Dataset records
— begin —

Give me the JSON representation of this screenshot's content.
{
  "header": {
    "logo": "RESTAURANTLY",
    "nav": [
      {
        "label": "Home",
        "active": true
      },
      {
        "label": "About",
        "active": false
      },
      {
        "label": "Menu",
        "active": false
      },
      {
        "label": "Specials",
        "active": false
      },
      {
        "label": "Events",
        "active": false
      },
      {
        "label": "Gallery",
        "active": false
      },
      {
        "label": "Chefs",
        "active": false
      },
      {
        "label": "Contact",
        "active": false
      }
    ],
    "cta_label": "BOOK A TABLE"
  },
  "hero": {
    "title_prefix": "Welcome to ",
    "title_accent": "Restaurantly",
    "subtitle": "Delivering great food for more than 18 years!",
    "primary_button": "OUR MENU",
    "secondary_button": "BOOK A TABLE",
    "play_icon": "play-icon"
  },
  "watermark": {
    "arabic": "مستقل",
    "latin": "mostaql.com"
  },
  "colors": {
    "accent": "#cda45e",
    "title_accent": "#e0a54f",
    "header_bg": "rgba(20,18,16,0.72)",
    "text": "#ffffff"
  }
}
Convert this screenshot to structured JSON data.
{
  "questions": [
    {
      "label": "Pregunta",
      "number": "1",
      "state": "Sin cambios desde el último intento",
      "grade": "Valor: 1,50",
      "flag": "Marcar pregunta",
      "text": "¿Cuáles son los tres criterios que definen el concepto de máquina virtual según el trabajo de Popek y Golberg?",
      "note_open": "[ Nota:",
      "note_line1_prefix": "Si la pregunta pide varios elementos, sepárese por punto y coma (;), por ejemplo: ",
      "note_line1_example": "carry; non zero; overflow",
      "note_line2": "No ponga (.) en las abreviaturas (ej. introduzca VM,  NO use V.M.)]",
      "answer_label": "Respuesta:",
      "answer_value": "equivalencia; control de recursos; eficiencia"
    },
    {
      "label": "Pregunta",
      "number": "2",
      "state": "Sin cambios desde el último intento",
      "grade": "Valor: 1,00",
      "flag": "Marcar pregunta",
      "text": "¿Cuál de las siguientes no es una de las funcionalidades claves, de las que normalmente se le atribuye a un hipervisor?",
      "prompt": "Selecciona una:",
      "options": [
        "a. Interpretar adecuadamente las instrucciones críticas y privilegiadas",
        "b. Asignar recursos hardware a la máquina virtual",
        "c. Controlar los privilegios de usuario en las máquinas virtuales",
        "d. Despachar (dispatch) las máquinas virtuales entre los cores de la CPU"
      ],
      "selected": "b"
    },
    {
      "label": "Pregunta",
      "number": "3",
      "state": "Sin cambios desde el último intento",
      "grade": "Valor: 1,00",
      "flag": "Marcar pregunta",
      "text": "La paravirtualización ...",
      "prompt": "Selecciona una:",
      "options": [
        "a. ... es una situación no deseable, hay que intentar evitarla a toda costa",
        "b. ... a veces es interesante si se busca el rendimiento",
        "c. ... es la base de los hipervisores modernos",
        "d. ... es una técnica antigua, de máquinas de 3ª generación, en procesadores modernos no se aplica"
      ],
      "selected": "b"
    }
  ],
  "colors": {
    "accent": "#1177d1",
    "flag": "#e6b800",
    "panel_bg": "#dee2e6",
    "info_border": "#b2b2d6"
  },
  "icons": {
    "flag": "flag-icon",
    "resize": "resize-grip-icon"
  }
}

— end —

STATED EXERCISE
Each record above must be given again exactly.

TASK OUTPUT
Give me the JSON representation of this screenshot's content.
{
  "header": {
    "logo": "RESTAURANTLY",
    "nav": [
      {
        "label": "Home",
        "active": true
      },
      {
        "label": "About",
        "active": false
      },
      {
        "label": "Menu",
        "active": false
      },
      {
        "label": "Specials",
        "active": false
      },
      {
        "label": "Events",
        "active": false
      },
      {
        "label": "Gallery",
        "active": false
      },
      {
        "label": "Chefs",
        "active": false
      },
      {
        "label": "Contact",
        "active": false
      }
    ],
    "cta_label": "BOOK A TABLE"
  },
  "hero": {
    "title_prefix": "Welcome to ",
    "title_accent": "Restaurantly",
    "subtitle": "Delivering great food for more than 18 years!",
    "primary_button": "OUR MENU",
    "secondary_button": "BOOK A TABLE",
    "play_icon": "play-icon"
  },
  "watermark": {
    "arabic": "مستقل",
    "latin": "mostaql.com"
  },
  "colors": {
    "accent": "#cda45e",
    "title_accent": "#e0a54f",
    "header_bg": "rgba(20,18,16,0.72)",
    "text": "#ffffff"
  }
}
Convert this screenshot to structured JSON data.
{
  "questions": [
    {
      "label": "Pregunta",
      "number": "1",
      "state": "Sin cambios desde el último intento",
      "grade": "Valor: 1,50",
      "flag": "Marcar pregunta",
      "text": "¿Cuáles son los tres criterios que definen el concepto de máquina virtual según el trabajo de Popek y Golberg?",
      "note_open": "[ Nota:",
      "note_line1_prefix": "Si la pregunta pide varios elementos, sepárese por punto y coma (;), por ejemplo: ",
      "note_line1_example": "carry; non zero; overflow",
      "note_line2": "No ponga (.) en las abreviaturas (ej. introduzca VM,  NO use V.M.)]",
      "answer_label": "Respuesta:",
      "answer_value": "equivalencia; control de recursos; eficiencia"
    },
    {
      "label": "Pregunta",
      "number": "2",
      "state": "Sin cambios desde el último intento",
      "grade": "Valor: 1,00",
      "flag": "Marcar pregunta",
      "text": "¿Cuál de las siguientes no es una de las funcionalidades claves, de las que normalmente se le atribuye a un hipervisor?",
      "prompt": "Selecciona una:",
      "options": [
        "a. Interpretar adecuadamente las instrucciones críticas y privilegiadas",
        "b. Asignar recursos hardware a la máquina virtual",
        "c. Controlar los privilegios de usuario en las máquinas virtuales",
        "d. Despachar (dispatch) las máquinas virtuales entre los cores de la CPU"
      ],
      "selected": "b"
    },
    {
      "label": "Pregunta",
      "number": "3",
      "state": "Sin cambios desde el último intento",
      "grade": "Valor: 1,00",
      "flag": "Marcar pregunta",
      "text": "La paravirtualización ...",
      "prompt": "Selecciona una:",
      "options": [
        "a. ... es una situación no deseable, hay que intentar evitarla a toda costa",
        "b. ... a veces es interesante si se busca el rendimiento",
        "c. ... es la base de los hipervisores modernos",
        "d. ... es una técnica antigua, de máquinas de 3ª generación, en procesadores modernos no se aplica"
      ],
      "selected": "b"
    }
  ],
  "colors": {
    "accent": "#1177d1",
    "flag": "#e6b800",
    "panel_bg": "#dee2e6",
    "info_border": "#b2b2d6"
  },
  "icons": {
    "flag": "flag-icon",
    "resize": "resize-grip-icon"
  }
}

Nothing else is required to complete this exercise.